** start of Data entries **
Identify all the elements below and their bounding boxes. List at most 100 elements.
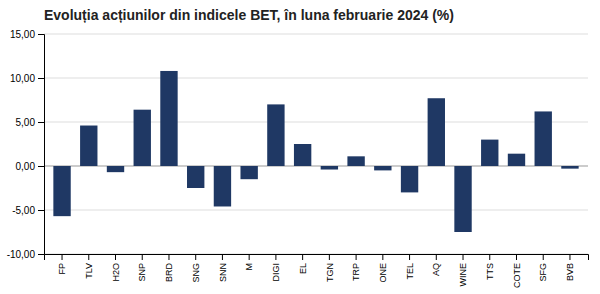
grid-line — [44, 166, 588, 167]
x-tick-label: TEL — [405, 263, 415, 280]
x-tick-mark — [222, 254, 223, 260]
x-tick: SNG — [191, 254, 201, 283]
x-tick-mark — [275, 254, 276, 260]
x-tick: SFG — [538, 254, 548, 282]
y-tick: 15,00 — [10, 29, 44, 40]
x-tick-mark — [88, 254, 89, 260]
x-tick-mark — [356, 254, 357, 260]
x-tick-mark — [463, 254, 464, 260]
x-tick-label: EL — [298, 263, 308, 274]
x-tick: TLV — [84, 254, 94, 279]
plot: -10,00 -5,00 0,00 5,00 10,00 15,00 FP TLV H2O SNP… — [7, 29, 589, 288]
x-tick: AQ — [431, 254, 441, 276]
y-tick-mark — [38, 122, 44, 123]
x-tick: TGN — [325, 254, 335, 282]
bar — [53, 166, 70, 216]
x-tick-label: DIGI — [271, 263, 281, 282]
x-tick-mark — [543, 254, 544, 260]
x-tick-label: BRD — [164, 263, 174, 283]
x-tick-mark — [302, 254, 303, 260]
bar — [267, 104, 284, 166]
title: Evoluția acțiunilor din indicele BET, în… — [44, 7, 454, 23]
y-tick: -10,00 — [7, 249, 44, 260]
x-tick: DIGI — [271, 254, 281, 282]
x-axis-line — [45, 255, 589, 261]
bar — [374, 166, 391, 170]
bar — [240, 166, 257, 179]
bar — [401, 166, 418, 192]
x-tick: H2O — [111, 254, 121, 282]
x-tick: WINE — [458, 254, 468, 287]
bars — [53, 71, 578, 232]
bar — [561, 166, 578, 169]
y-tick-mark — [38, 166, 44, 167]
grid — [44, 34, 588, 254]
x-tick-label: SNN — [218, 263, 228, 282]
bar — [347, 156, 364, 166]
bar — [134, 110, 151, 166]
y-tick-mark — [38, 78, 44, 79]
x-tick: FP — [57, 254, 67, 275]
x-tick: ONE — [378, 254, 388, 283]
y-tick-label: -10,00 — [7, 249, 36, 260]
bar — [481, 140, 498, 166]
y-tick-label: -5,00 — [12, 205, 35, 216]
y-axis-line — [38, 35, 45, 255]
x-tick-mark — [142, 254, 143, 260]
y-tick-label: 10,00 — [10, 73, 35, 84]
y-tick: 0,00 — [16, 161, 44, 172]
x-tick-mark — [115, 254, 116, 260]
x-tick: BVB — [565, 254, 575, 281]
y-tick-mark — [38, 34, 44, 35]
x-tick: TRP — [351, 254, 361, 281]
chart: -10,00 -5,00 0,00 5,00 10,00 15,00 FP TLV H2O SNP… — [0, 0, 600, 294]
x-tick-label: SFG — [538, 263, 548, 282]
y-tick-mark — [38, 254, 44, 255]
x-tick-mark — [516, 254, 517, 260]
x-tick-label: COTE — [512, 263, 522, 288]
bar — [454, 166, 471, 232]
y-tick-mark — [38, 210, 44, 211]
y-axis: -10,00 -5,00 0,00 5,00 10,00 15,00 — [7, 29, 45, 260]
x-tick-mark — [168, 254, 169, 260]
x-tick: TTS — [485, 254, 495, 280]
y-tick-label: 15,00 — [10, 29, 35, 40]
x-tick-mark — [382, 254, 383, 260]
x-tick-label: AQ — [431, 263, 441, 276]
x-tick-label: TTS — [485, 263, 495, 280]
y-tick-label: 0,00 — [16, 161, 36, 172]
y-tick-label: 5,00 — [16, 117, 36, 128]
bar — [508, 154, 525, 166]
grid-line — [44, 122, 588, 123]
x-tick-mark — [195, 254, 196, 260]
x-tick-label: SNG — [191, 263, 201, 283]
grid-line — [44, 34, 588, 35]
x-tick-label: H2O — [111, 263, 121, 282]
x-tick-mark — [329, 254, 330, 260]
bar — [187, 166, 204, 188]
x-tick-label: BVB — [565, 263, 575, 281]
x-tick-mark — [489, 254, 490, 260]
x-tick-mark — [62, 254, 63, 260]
** end of Data entries **
**Task requirements**
Report every line of the records above that contains the string "axis", matching case exactly.

**Exercise result**
x-axis-line — [45, 255, 589, 261]
y-axis-line — [38, 35, 45, 255]
y-axis: -10,00 -5,00 0,00 5,00 10,00 15,00 — [7, 29, 45, 260]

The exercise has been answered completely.